Start of Dataset rows

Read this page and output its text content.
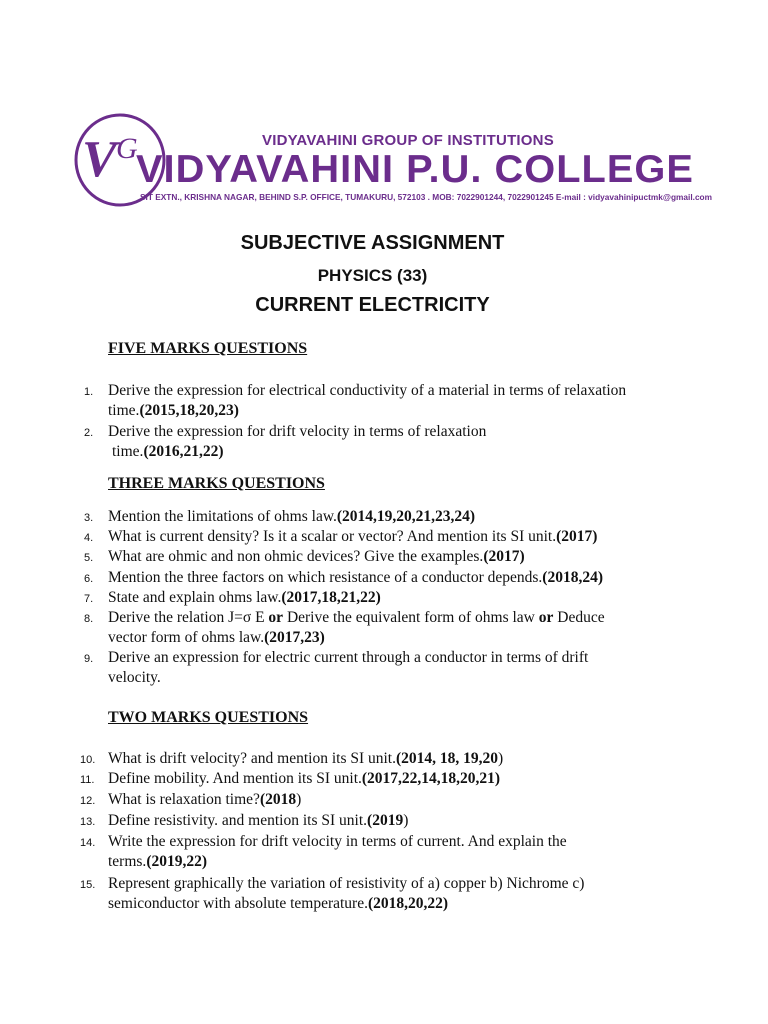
V G	VIDYAVAHINI GROUP OF INSTITUTIONS
VIDYAVAHINI P.U. COLLEGE
SIT EXTN., KRISHNA NAGAR, BEHIND S.P. OFFICE, TUMAKURU, 572103 . MOB: 7022901244, 7022901245 E-mail : vidyavahinipuctmk@gmail.com
SUBJECTIVE ASSIGNMENT
PHYSICS (33)
CURRENT ELECTRICITY
FIVE MARKS QUESTIONS
1. Derive the expression for electrical conductivity of a material in terms of relaxation
time.(2015,18,20,23)
2. Derive the expression for drift velocity in terms of relaxation
time.(2016,21,22)
THREE MARKS QUESTIONS
3. Mention the limitations of ohms law.(2014,19,20,21,23,24)
4. What is current density? Is it a scalar or vector? And mention its SI unit.(2017)
5. What are ohmic and non ohmic devices? Give the examples.(2017)
6. Mention the three factors on which resistance of a conductor depends.(2018,24)
7. State and explain ohms law.(2017,18,21,22)
8. Derive the relation J=σ E or Derive the equivalent form of ohms law or Deduce
vector form of ohms law.(2017,23)
9. Derive an expression for electric current through a conductor in terms of drift
velocity.
TWO MARKS QUESTIONS
10. What is drift velocity? and mention its SI unit.(2014, 18, 19,20)
11. Define mobility. And mention its SI unit.(2017,22,14,18,20,21)
12. What is relaxation time?(2018)
13. Define resistivity. and mention its SI unit.(2019)
14. Write the expression for drift velocity in terms of current. And explain the
terms.(2019,22)
15. Represent graphically the variation of resistivity of a) copper b) Nichrome c)
semiconductor with absolute temperature.(2018,20,22)
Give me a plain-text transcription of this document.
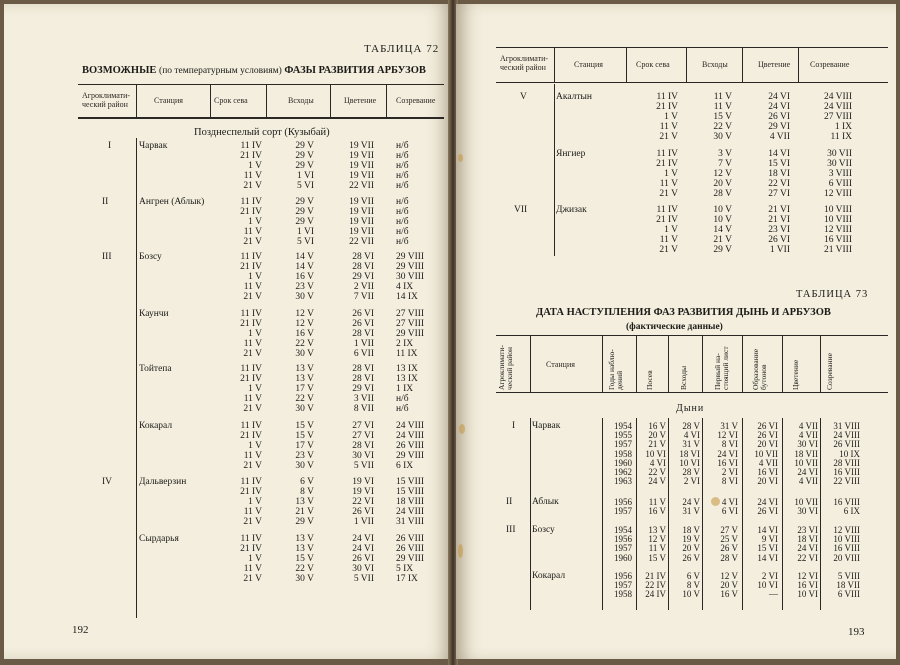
ТАБЛИЦА 72
ВОЗМОЖНЫЕ (по температурным условиям) ФАЗЫ РАЗВИТИЯ АРБУЗОВ
Агроклимати-
ческий район	Станция	Срок сева	Всходы	Цветение Созревание
Позднеспелый сорт (Кузыбай)
I	Чарвак	11 IV	29 V	19 VII н/б
21 IV	29 V	19 VII н/б
1 V	29 V	19 VII н/б
11 V	1 VI	19 VII н/б
21 V	5 VI	22 VII н/б
II	Ангрен (Аблык)	11 IV	29 V	19 VII н/б
21 IV	29 V	19 VII н/б
1 V	29 V	19 VII н/б
11 V	1 VI	19 VII н/б
21 V	5 VI	22 VII н/б
III	Бозсу	11 IV	14 V	28 VI 29 VIII
21 IV	14 V	28 VI 29 VIII
1 V	16 V	29 VI 30 VIII
11 V	23 V	2 VII 4 IX
21 V	30 V	7 VII 14 IX
Каунчи	11 IV	12 V	26 VI 27 VIII
21 IV	12 V	26 VI 27 VIII
1 V	16 V	28 VI 29 VIII
11 V	22 V	1 VII 2 IX
21 V	30 V	6 VII 11 IX
Тойтепа	11 IV	13 V	28 VI 13 IX
21 IV	13 V	28 VI 13 IX
1 V	17 V	29 VI 1 IX
11 V	22 V	3 VII н/б
21 V	30 V	8 VII н/б
Кокарал	11 IV	15 V	27 VI 24 VIII
21 IV	15 V	27 VI 24 VIII
1 V	17 V	28 VI 26 VIII
11 V	23 V	30 VI 29 VIII
21 V	30 V	5 VII 6 IX
IV	Дальверзин	11 IV	6 V	19 VI 15 VIII
21 IV	8 V	19 VI 15 VIII
1 V	13 V	22 VI 18 VIII
11 V	21 V	26 VI 24 VIII
21 V	29 V	1 VII 31 VIII
Сырдарья	11 IV	13 V	24 VI 26 VIII
21 IV	13 V	24 VI 26 VIII
1 V	15 V	26 VI 29 VIII
11 V	22 V	30 VI 5 IX
21 V	30 V	5 VII 17 IX
192
Агроклимати-
ческий район	Станция	Срок сева	Всходы	Цветение Созревание
V	Акалтын	11 IV	11 V	24 VI	24 VIII
21 IV	11 V	24 VI	24 VIII
1 V	15 V	26 VI	27 VIII
11 V	22 V	29 VI	1 IX
21 V	30 V	4 VII	11 IX
Янгиер	11 IV	3 V	14 VI	30 VII
21 IV	7 V	15 VI	30 VII
1 V	12 V	18 VI	3 VIII
11 V	20 V	22 VI	6 VIII
21 V	28 V	27 VI	12 VIII
VII	Джизак	11 IV	10 V	21 VI	10 VIII
21 IV	10 V	21 VI	10 VIII
1 V	14 V	23 VI	12 VIII
11 V	21 V	26 VI	16 VIII
21 V	29 V	1 VII	21 VIII
ТАБЛИЦА 73
ДАТА НАСТУПЛЕНИЯ ФАЗ РАЗВИТИЯ ДЫНЬ И АРБУЗОВ
(фактические данные)
Агроклимати-
ческий район	Станция
Годы наблю-
дений	Посев	Всходы	Первый на-
стоящий лист	Образование
бутонов	Цветение	Созревание
Дыни
I Чарвак	1954	16 V	28 V	31 V	26 VI	4 VII	31 VIII
1955	20 V	4 VI	12 VI	26 VI	4 VII	24 VIII
1957	21 V	31 V	8 VI	20 VI	30 VI	26 VIII
1958	10 VI	18 VI	24 VI	10 VII	18 VII	10 IX
1960	4 VI	10 VI	16 VI	4 VII	10 VII	28 VIII
1962	22 V	28 V	2 VI	16 VI	24 VI	16 VIII
1963	24 V	2 VI	8 VI	20 VI	4 VII	22 VIII
II Аблык	1956	11 V	24 V	4 VI	24 VI	10 VII	16 VIII
1957	16 V	31 V	6 VI	26 VI	30 VI	6 IX
III Бозсу	1954	13 V	18 V	27 V	14 VI	23 VI	12 VIII
1956	12 V	19 V	25 V	9 VI	18 VI	10 VIII
1957	11 V	20 V	26 V	15 VI	24 VI	16 VIII
1960	15 V	26 V	28 V	14 VI	22 VI	20 VIII
Кокарал	1956	21 IV	6 V	12 V	2 VI	12 VI	5 VIII
1957	22 IV	8 V	20 V	10 VI	16 VI	18 VII
1958	24 IV	10 V	16 V	—	10 VI	6 VIII
193
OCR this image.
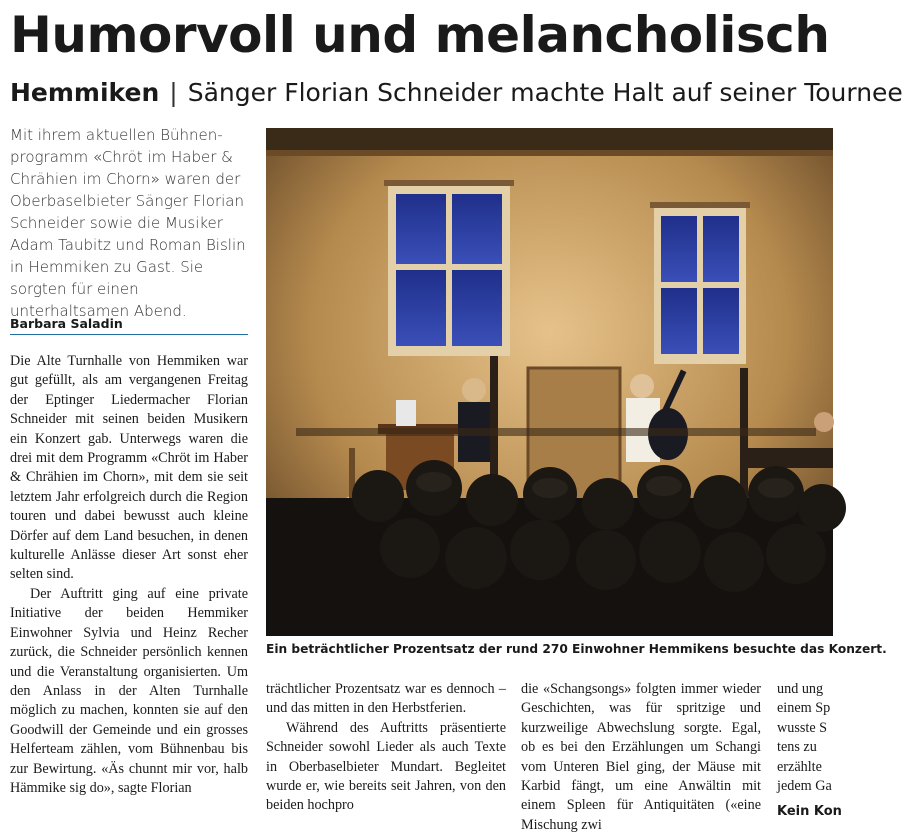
Humorvoll und melancholisch
Hemmiken | Sänger Florian Schneider machte Halt auf seiner Tournee
Mit ihrem aktuellen Bühnenprogramm «Chröt im Haber & Chrähien im Chorn» waren der Oberbaselbieter Sänger Florian Schneider sowie die Musiker Adam Taubitz und Roman Bislin in Hemmiken zu Gast. Sie sorgten für einen unterhaltsamen Abend.
Barbara Saladin

Die Alte Turnhalle von Hemmiken war gut gefüllt, als am vergangenen Freitag der Eptinger Liedermacher Florian Schneider mit seinen beiden Musikern ein Konzert gab. Unterwegs waren die drei mit dem Programm «Chröt im Haber & Chrähien im Chorn», mit dem sie seit letztem Jahr erfolgreich durch die Region touren und dabei bewusst auch kleine Dörfer auf dem Land besuchen, in denen kulturelle Anlässe dieser Art sonst eher selten sind.

Der Auftritt ging auf eine private Initiative der beiden Hemmiker Einwohner Sylvia und Heinz Recher zurück, die Schneider persönlich kennen und die Veranstaltung organisierten. Um den Anlass in der Alten Turnhalle möglich zu machen, konnten sie auf den Goodwill der Gemeinde und ein grosses Helferteam zählen, vom Bühnenbau bis zur Bewirtung. «Äs chunnt mir vor, halb Hämmike sig do», sagte Florian

Ein beträchtlicher Prozentsatz der rund 270 Einwohner Hemmikens besuchte das Konzert.

trächtlicher Prozentsatz war es dennoch – und das mitten in den Herbstferien.

Während des Auftritts präsentierte Schneider sowohl Lieder als auch Texte in Oberbaselbieter Mundart. Begleitet wurde er, wie bereits seit Jahren, von den beiden hochpro

die «Schangsongs» folgten immer wieder Geschichten, was für spritzige und kurzweilige Abwechslung sorgte. Egal, ob es bei den Erzählungen um Schangi vom Unteren Biel ging, der Mäuse mit Karbid fängt, um eine Anwältin mit einem Spleen für Antiquitäten («eine Mischung zwi

und ung
einem Sp
wusste S
tens zu
erzählte
jedem Ga
Kein Kon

End of Dataset rows

Problem description> Copy every line of the entries above in which "waren" occurs.

Answer for this exercise>
Mit ihrem aktuellen Bühnenprogramm «Chröt im Haber & Chrähien im Chorn» waren der Oberbaselbieter Sänger Florian Schneider sowie die Musiker Adam Taubitz und Roman Bislin in Hemmiken zu Gast. Sie sorgten für einen unterhaltsamen Abend.
Die Alte Turnhalle von Hemmiken war gut gefüllt, als am vergangenen Freitag der Eptinger Liedermacher Florian Schneider mit seinen beiden Musikern ein Konzert gab. Unterwegs waren die drei mit dem Programm «Chröt im Haber & Chrähien im Chorn», mit dem sie seit letztem Jahr erfolgreich durch die Region touren und dabei bewusst auch kleine Dörfer auf dem Land besuchen, in denen kulturelle Anlässe dieser Art sonst eher selten sind.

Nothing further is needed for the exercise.